▶ **GOAL OF THE EXERCISE**
Identify the lines containing the word "name". Copy each one.

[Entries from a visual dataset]
________________

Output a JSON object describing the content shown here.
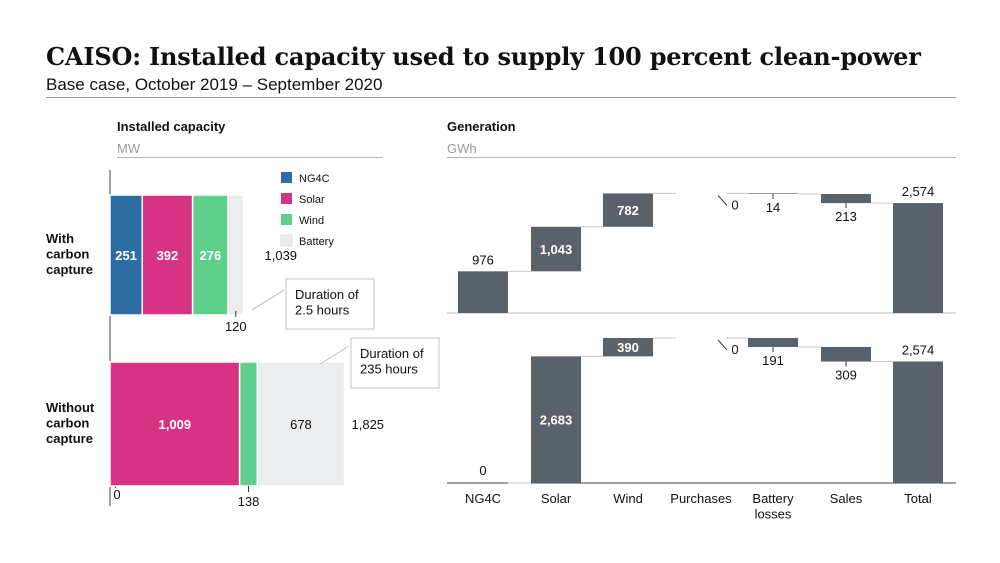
{
  "header": {
    "title": "CAISO: Installed capacity used to supply 100 percent clean-power",
    "subtitle": "Base case, October 2019 – September 2020"
  },
  "chart_data": [
    {
      "type": "bar",
      "orientation": "horizontal-stacked",
      "title": "Installed capacity",
      "unit": "MW",
      "categories": [
        "With\ncarbon\ncapture",
        "Without\ncarbon\ncapture"
      ],
      "series": [
        {
          "name": "NG4C",
          "color": "#2e6ca4",
          "values": [
            251,
            0
          ]
        },
        {
          "name": "Solar",
          "color": "#d63384",
          "values": [
            392,
            1009
          ]
        },
        {
          "name": "Wind",
          "color": "#5fcf8c",
          "values": [
            276,
            138
          ]
        },
        {
          "name": "Battery",
          "color": "#ebeced",
          "values": [
            120,
            678
          ]
        }
      ],
      "totals": [
        1039,
        1825
      ],
      "annotations": [
        "Duration of\n2.5 hours",
        "Duration of\n235 hours"
      ],
      "legend": "top-right"
    },
    {
      "type": "bar",
      "orientation": "waterfall",
      "title": "Generation",
      "unit": "GWh",
      "categories": [
        "NG4C",
        "Solar",
        "Wind",
        "Purchases",
        "Battery\nlosses",
        "Sales",
        "Total"
      ],
      "bar_color": "#59616a",
      "series": [
        {
          "values": [
            976,
            1043,
            782,
            0,
            -14,
            -213,
            2574
          ]
        },
        {
          "values": [
            0,
            2683,
            390,
            0,
            -191,
            -309,
            2574
          ]
        }
      ],
      "labels": [
        [
          "976",
          "1,043",
          "782",
          "0",
          "14",
          "213",
          "2,574"
        ],
        [
          "0",
          "2,683",
          "390",
          "0",
          "191",
          "309",
          "2,574"
        ]
      ]
    }
  ]
}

________________

▶ **COMPLETE ANSWER**
          "name": "NG4C",
          "name": "Solar",
          "name": "Wind",
          "name": "Battery",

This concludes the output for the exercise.